WHAT YOU NEED TO DO: What follows is a set of entries. Give them again exactly, without the pictures.

+---+

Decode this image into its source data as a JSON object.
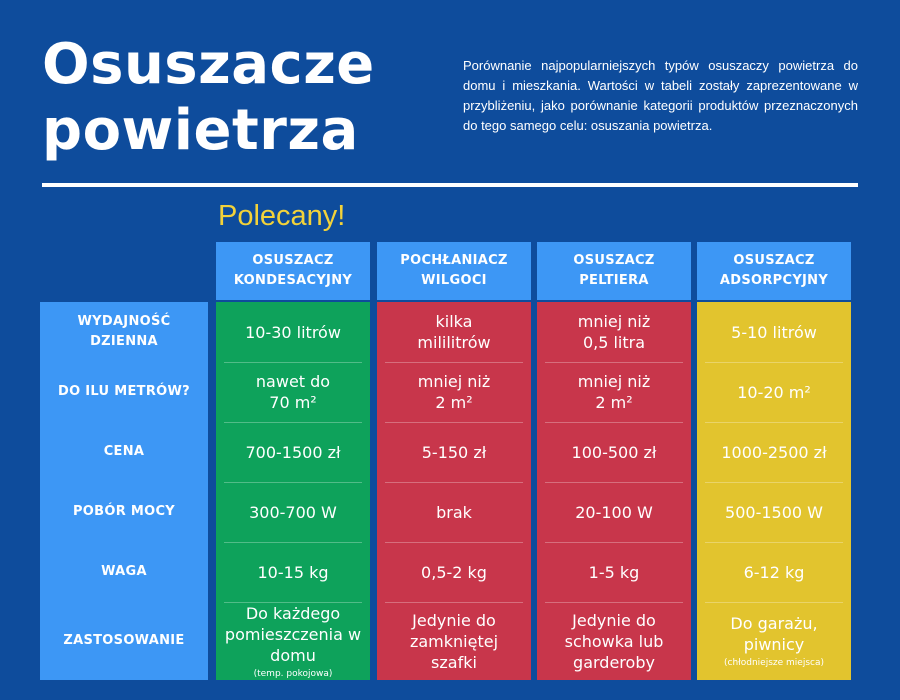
{
  "header": {
    "title_line1": "Osuszacze",
    "title_line2": "powietrza",
    "intro": "Porównanie najpopularniejszych typów osuszaczy powietrza do domu i mieszkania. Wartości w tabeli zostały zaprezentowane w przybliżeniu, jako porównanie kategorii produktów przeznaczonych do tego samego celu: osuszania powietrza.",
    "recommended_label": "Polecany!"
  },
  "colors": {
    "background": "#0e4c9c",
    "header_blue": "#3d97f5",
    "green": "#0ea25b",
    "red": "#c8364b",
    "yellow": "#e2c42e",
    "recommended_text": "#f2d23a"
  },
  "rows": [
    {
      "line1": "WYDAJNOŚĆ",
      "line2": "DZIENNA"
    },
    {
      "line1": "DO ILU METRÓW?",
      "line2": ""
    },
    {
      "line1": "CENA",
      "line2": ""
    },
    {
      "line1": "POBÓR MOCY",
      "line2": ""
    },
    {
      "line1": "WAGA",
      "line2": ""
    },
    {
      "line1": "ZASTOSOWANIE",
      "line2": ""
    }
  ],
  "columns": [
    {
      "head1": "OSUSZACZ",
      "head2": "KONDESACYJNY",
      "color": "green",
      "cells": [
        {
          "lines": [
            "10-30 litrów"
          ],
          "note": ""
        },
        {
          "lines": [
            "nawet do",
            "70 m²"
          ],
          "note": ""
        },
        {
          "lines": [
            "700-1500 zł"
          ],
          "note": ""
        },
        {
          "lines": [
            "300-700 W"
          ],
          "note": ""
        },
        {
          "lines": [
            "10-15 kg"
          ],
          "note": ""
        },
        {
          "lines": [
            "Do każdego",
            "pomieszczenia w",
            "domu"
          ],
          "note": "(temp. pokojowa)"
        }
      ]
    },
    {
      "head1": "POCHŁANIACZ",
      "head2": "WILGOCI",
      "color": "red",
      "cells": [
        {
          "lines": [
            "kilka",
            "mililitrów"
          ],
          "note": ""
        },
        {
          "lines": [
            "mniej niż",
            "2 m²"
          ],
          "note": ""
        },
        {
          "lines": [
            "5-150 zł"
          ],
          "note": ""
        },
        {
          "lines": [
            "brak"
          ],
          "note": ""
        },
        {
          "lines": [
            "0,5-2 kg"
          ],
          "note": ""
        },
        {
          "lines": [
            "Jedynie do",
            "zamkniętej",
            "szafki"
          ],
          "note": ""
        }
      ]
    },
    {
      "head1": "OSUSZACZ",
      "head2": "PELTIERA",
      "color": "red",
      "cells": [
        {
          "lines": [
            "mniej niż",
            "0,5 litra"
          ],
          "note": ""
        },
        {
          "lines": [
            "mniej niż",
            "2 m²"
          ],
          "note": ""
        },
        {
          "lines": [
            "100-500 zł"
          ],
          "note": ""
        },
        {
          "lines": [
            "20-100 W"
          ],
          "note": ""
        },
        {
          "lines": [
            "1-5 kg"
          ],
          "note": ""
        },
        {
          "lines": [
            "Jedynie do",
            "schowka lub",
            "garderoby"
          ],
          "note": ""
        }
      ]
    },
    {
      "head1": "OSUSZACZ",
      "head2": "ADSORPCYJNY",
      "color": "yellow",
      "cells": [
        {
          "lines": [
            "5-10 litrów"
          ],
          "note": ""
        },
        {
          "lines": [
            "10-20 m²"
          ],
          "note": ""
        },
        {
          "lines": [
            "1000-2500 zł"
          ],
          "note": ""
        },
        {
          "lines": [
            "500-1500 W"
          ],
          "note": ""
        },
        {
          "lines": [
            "6-12 kg"
          ],
          "note": ""
        },
        {
          "lines": [
            "Do garażu,",
            "piwnicy"
          ],
          "note": "(chłodniejsze miejsca)"
        }
      ]
    }
  ]
}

+---+

SOLUTION TO THE PROBLEM:
Decode this image into its source data as a JSON object.
{
  "header": {
    "title_line1": "Osuszacze",
    "title_line2": "powietrza",
    "intro": "Porównanie najpopularniejszych typów osuszaczy powietrza do domu i mieszkania. Wartości w tabeli zostały zaprezentowane w przybliżeniu, jako porównanie kategorii produktów przeznaczonych do tego samego celu: osuszania powietrza.",
    "recommended_label": "Polecany!"
  },
  "colors": {
    "background": "#0e4c9c",
    "header_blue": "#3d97f5",
    "green": "#0ea25b",
    "red": "#c8364b",
    "yellow": "#e2c42e",
    "recommended_text": "#f2d23a"
  },
  "rows": [
    {
      "line1": "WYDAJNOŚĆ",
      "line2": "DZIENNA"
    },
    {
      "line1": "DO ILU METRÓW?",
      "line2": ""
    },
    {
      "line1": "CENA",
      "line2": ""
    },
    {
      "line1": "POBÓR MOCY",
      "line2": ""
    },
    {
      "line1": "WAGA",
      "line2": ""
    },
    {
      "line1": "ZASTOSOWANIE",
      "line2": ""
    }
  ],
  "columns": [
    {
      "head1": "OSUSZACZ",
      "head2": "KONDESACYJNY",
      "color": "green",
      "cells": [
        {
          "lines": [
            "10-30 litrów"
          ],
          "note": ""
        },
        {
          "lines": [
            "nawet do",
            "70 m²"
          ],
          "note": ""
        },
        {
          "lines": [
            "700-1500 zł"
          ],
          "note": ""
        },
        {
          "lines": [
            "300-700 W"
          ],
          "note": ""
        },
        {
          "lines": [
            "10-15 kg"
          ],
          "note": ""
        },
        {
          "lines": [
            "Do każdego",
            "pomieszczenia w",
            "domu"
          ],
          "note": "(temp. pokojowa)"
        }
      ]
    },
    {
      "head1": "POCHŁANIACZ",
      "head2": "WILGOCI",
      "color": "red",
      "cells": [
        {
          "lines": [
            "kilka",
            "mililitrów"
          ],
          "note": ""
        },
        {
          "lines": [
            "mniej niż",
            "2 m²"
          ],
          "note": ""
        },
        {
          "lines": [
            "5-150 zł"
          ],
          "note": ""
        },
        {
          "lines": [
            "brak"
          ],
          "note": ""
        },
        {
          "lines": [
            "0,5-2 kg"
          ],
          "note": ""
        },
        {
          "lines": [
            "Jedynie do",
            "zamkniętej",
            "szafki"
          ],
          "note": ""
        }
      ]
    },
    {
      "head1": "OSUSZACZ",
      "head2": "PELTIERA",
      "color": "red",
      "cells": [
        {
          "lines": [
            "mniej niż",
            "0,5 litra"
          ],
          "note": ""
        },
        {
          "lines": [
            "mniej niż",
            "2 m²"
          ],
          "note": ""
        },
        {
          "lines": [
            "100-500 zł"
          ],
          "note": ""
        },
        {
          "lines": [
            "20-100 W"
          ],
          "note": ""
        },
        {
          "lines": [
            "1-5 kg"
          ],
          "note": ""
        },
        {
          "lines": [
            "Jedynie do",
            "schowka lub",
            "garderoby"
          ],
          "note": ""
        }
      ]
    },
    {
      "head1": "OSUSZACZ",
      "head2": "ADSORPCYJNY",
      "color": "yellow",
      "cells": [
        {
          "lines": [
            "5-10 litrów"
          ],
          "note": ""
        },
        {
          "lines": [
            "10-20 m²"
          ],
          "note": ""
        },
        {
          "lines": [
            "1000-2500 zł"
          ],
          "note": ""
        },
        {
          "lines": [
            "500-1500 W"
          ],
          "note": ""
        },
        {
          "lines": [
            "6-12 kg"
          ],
          "note": ""
        },
        {
          "lines": [
            "Do garażu,",
            "piwnicy"
          ],
          "note": "(chłodniejsze miejsca)"
        }
      ]
    }
  ]
}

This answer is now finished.